(Dataset rows)
►

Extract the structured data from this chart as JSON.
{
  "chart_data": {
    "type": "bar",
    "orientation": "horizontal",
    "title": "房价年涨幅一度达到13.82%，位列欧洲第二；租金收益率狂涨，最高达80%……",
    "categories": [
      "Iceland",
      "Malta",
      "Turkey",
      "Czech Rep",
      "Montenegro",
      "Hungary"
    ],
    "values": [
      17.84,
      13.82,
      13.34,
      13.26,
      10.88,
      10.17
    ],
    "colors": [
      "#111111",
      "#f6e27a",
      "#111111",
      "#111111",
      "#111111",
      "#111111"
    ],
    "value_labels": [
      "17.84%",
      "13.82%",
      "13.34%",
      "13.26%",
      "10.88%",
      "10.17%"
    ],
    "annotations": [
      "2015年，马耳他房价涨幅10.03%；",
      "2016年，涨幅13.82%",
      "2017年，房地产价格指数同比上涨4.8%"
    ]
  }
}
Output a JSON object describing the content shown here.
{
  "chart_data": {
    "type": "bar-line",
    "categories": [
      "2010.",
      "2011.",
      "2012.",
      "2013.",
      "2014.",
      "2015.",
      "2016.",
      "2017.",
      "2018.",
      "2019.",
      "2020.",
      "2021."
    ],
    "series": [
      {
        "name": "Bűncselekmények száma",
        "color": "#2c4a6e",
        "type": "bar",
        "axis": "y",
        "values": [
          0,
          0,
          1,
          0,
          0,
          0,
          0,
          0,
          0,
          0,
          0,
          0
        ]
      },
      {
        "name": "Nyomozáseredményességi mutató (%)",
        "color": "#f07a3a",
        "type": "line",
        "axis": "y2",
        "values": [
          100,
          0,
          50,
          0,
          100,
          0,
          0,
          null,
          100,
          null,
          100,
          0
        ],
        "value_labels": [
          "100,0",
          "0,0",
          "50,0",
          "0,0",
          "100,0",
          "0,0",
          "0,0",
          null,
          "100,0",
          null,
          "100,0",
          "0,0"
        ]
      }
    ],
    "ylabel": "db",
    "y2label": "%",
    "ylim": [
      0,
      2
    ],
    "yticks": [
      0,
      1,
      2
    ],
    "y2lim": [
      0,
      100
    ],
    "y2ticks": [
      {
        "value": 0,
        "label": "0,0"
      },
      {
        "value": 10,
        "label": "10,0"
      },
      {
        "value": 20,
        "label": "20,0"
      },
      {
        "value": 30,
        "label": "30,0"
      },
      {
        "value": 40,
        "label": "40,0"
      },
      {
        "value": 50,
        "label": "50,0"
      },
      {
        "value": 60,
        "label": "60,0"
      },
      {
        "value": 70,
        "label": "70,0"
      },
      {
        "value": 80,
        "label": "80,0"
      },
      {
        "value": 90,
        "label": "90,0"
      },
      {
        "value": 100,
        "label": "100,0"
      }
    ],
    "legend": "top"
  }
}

◄

## Short exercise
Look through the records and gather every line containing "type".

## Answer to the exercise
    "type": "bar",
    "type": "bar-line",
        "type": "bar",
        "type": "line",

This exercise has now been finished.